======== Texto de referencia

Página 12, 16 de mayo 2006

En sendas exposiciones simultáneas, en el Centro Recoleta y en la Galería Del Infinito, la artista presenta un recorrido placentero y nostálgico de veinte años de pintura.

Carolina Antoniadis nació en Rosario (1961), pero se formó e hizo toda su carrera artística en Buenos Aires. En estos días la artista presenta dos exposiciones simultáneas, en el Centro Cultural Recoleta (con el título Domus referencial) y en la Galería Del Infinito (Pretérito pluscuamperfecto).

Los títulos de ambas muestras –en las que resume veinte años de pintura– remiten a los núcleos temáticos de su obra: la casa –como mundo–, la intimidad, la vida familiar, la infancia, el tiempo pretérito. El clima general de su obra va de la celebración a la nostalgia.

================
======== Información extraída

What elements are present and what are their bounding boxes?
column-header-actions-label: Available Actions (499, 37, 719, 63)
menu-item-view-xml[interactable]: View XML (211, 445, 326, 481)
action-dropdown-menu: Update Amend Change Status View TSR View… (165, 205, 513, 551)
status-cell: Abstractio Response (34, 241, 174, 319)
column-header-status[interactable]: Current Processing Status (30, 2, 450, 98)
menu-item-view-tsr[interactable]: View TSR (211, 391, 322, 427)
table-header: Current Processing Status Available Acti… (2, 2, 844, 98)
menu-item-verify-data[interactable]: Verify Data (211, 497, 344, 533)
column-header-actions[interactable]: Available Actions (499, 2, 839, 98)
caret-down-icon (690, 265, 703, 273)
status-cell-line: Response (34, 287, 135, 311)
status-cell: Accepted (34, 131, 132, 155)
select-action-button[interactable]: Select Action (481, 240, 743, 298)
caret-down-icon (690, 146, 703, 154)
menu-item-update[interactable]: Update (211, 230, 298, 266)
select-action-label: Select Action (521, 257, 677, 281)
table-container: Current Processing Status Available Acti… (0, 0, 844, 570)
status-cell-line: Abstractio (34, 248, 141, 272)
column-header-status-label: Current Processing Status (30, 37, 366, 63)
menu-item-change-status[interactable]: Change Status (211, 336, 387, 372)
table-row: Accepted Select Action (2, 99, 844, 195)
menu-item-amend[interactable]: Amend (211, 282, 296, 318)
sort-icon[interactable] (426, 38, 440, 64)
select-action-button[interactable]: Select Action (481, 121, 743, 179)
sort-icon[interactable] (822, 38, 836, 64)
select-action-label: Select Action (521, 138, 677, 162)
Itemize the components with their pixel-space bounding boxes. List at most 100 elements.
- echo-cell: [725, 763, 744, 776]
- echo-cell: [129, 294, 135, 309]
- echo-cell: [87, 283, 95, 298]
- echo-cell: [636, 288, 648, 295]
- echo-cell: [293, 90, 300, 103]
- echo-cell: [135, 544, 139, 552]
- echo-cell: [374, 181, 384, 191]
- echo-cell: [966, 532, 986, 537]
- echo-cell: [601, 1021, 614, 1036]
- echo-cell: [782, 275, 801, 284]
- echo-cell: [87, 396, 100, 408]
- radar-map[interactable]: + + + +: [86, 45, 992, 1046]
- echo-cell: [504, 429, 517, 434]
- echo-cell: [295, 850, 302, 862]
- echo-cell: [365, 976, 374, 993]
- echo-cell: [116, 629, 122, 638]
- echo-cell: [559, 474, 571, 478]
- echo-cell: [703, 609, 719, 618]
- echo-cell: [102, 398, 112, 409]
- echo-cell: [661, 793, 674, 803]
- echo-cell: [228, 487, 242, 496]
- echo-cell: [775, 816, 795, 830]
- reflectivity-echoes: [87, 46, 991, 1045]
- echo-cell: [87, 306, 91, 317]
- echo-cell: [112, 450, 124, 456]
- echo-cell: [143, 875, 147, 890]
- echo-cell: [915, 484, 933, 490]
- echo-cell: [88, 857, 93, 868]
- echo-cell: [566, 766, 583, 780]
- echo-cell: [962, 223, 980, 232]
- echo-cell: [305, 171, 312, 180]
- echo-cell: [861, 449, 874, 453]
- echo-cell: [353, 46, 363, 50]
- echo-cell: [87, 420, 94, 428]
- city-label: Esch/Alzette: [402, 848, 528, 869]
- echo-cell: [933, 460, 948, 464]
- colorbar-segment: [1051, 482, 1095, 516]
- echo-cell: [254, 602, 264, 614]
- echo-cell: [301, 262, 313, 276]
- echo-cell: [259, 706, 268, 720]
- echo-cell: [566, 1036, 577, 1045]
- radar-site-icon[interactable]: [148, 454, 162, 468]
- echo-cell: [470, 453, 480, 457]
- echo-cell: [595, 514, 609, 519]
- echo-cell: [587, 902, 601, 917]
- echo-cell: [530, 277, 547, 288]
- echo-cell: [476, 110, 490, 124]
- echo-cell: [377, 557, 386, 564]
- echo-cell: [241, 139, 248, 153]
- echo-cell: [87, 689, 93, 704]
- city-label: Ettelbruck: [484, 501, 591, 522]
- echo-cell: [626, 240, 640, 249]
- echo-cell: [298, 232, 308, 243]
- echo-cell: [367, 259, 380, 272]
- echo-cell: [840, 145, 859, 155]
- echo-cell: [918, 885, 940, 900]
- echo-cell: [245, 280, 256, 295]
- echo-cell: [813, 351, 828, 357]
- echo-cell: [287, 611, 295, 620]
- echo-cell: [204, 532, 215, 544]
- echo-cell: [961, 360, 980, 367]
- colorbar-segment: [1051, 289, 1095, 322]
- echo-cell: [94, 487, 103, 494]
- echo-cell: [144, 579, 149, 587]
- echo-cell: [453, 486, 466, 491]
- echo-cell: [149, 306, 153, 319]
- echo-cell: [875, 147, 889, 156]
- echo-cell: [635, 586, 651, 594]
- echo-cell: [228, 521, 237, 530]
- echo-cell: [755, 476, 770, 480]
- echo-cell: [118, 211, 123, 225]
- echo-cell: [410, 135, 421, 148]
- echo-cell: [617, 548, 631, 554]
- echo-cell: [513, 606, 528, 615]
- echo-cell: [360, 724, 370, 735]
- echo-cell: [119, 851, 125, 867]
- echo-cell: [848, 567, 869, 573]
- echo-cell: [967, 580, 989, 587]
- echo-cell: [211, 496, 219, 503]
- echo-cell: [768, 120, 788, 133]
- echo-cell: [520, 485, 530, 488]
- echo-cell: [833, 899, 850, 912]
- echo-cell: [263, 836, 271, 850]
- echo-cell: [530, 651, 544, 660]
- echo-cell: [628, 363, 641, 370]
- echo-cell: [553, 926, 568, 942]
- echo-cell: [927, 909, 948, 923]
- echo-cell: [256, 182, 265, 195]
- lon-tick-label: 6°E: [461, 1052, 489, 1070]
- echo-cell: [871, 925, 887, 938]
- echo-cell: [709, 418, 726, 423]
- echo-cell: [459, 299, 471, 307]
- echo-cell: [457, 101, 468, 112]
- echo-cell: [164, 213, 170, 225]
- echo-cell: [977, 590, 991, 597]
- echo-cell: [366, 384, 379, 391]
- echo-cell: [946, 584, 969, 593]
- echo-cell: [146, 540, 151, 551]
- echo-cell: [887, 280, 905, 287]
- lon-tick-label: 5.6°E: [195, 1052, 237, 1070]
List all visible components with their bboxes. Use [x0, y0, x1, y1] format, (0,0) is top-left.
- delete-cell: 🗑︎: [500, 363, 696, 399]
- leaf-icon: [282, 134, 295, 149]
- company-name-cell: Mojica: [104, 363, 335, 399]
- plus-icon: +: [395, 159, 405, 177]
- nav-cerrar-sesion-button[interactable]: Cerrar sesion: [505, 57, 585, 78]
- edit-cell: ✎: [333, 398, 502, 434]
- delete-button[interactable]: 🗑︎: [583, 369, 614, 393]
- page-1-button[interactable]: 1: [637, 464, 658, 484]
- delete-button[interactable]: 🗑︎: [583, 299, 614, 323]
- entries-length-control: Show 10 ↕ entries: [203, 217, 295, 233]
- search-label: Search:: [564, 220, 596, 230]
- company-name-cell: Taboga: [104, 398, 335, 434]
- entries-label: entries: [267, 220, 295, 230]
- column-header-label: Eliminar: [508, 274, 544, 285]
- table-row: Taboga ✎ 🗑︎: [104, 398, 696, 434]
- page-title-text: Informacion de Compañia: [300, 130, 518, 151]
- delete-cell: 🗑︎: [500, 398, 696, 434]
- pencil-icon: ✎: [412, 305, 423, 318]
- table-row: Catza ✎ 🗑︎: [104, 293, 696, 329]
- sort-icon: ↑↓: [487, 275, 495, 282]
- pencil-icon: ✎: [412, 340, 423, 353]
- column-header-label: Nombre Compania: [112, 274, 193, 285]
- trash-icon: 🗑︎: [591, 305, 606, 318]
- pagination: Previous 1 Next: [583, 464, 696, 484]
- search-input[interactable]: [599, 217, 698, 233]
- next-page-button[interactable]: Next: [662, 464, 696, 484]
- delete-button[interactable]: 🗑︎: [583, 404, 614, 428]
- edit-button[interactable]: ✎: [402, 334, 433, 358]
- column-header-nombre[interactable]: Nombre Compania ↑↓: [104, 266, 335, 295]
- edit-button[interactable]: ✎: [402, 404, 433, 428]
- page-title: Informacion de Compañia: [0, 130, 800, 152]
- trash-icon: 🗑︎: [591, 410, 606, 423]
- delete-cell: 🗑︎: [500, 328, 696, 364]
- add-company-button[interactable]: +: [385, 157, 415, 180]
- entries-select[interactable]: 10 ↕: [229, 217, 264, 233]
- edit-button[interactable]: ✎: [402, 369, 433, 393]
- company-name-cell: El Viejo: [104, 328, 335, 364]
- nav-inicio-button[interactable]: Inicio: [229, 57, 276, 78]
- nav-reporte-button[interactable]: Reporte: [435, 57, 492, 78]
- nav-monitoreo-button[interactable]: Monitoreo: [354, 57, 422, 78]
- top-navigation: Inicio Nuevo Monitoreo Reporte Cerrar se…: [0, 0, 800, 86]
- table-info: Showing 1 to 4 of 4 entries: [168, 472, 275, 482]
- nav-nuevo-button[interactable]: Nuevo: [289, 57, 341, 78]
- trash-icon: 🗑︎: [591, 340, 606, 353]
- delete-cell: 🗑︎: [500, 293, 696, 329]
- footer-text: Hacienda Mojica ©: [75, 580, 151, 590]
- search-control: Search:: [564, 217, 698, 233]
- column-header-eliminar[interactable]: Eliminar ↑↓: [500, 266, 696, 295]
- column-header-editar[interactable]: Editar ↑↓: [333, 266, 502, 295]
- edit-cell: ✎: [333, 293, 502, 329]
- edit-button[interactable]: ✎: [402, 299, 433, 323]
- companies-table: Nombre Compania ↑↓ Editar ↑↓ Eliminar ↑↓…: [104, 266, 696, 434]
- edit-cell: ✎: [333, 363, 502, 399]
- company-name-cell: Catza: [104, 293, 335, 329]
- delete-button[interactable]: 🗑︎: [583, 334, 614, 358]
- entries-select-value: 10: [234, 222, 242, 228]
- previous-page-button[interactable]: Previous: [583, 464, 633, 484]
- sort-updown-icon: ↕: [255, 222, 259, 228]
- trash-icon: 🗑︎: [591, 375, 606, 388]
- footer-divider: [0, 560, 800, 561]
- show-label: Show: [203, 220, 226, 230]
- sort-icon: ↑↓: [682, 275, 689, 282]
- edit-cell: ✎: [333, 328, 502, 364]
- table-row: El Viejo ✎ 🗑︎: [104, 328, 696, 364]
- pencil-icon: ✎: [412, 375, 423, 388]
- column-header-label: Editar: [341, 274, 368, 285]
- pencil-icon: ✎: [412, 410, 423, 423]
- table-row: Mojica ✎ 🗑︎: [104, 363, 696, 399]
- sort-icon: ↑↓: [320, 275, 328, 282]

================

### Actividades propuestas:
(a) En el texto sobre Carolina Antoniadis, reescriba como lista el párrafo que comienza con «Los títulos de ambas muestras» y conserve sus datos principales.
(b) Escriba una continuación del texto sobre Carolina Antoniadis a partir de su última oración.

### Respuestas por actividad:
(a)
- Ambas muestras resumen veinte años de pintura.
- Sus títulos remiten a los núcleos temáticos de la obra: la casa (como mundo), la intimidad, la vida familiar, la infancia y el tiempo pretérito.
- El clima general de la obra va de la celebración a la nostalgia.

(b)
Para ella la pintura es algo familiar –conocido, cotidiano, entre aprendido y heredado por lazos de sangre– desde que era una niña. En su casa paterna estaban colgados los cuadros pintados en la década del ’30 por su abuelo Demetrio Antoniadis, un paisajista a quien no conoció. Por la vía materna se familiarizó con la moda y la decoración, a través de su abuela modista y de los figurines que hacía su madre. Como lo tuvo siempre ahí, en casa, el árbol genealógico –con sus ramificaciones– resulta constitutivo de su obra y es uno de los ejes de sus muestras.

Antoniadis exhibe su trabajo desde hace dos décadas, a través de muestras individuales y colectivas en la Argentina, Chile, Brasil, Francia y Estados Unidos. Recibió el premio Adquisición Telefónica de Argentina a la Pintura Joven (1995), el primer premio de la Fundación Klemm (1997) y el premio Leonardo a la Artista del Año otorgado por el Museo Nacional de Bellas Artes (1997).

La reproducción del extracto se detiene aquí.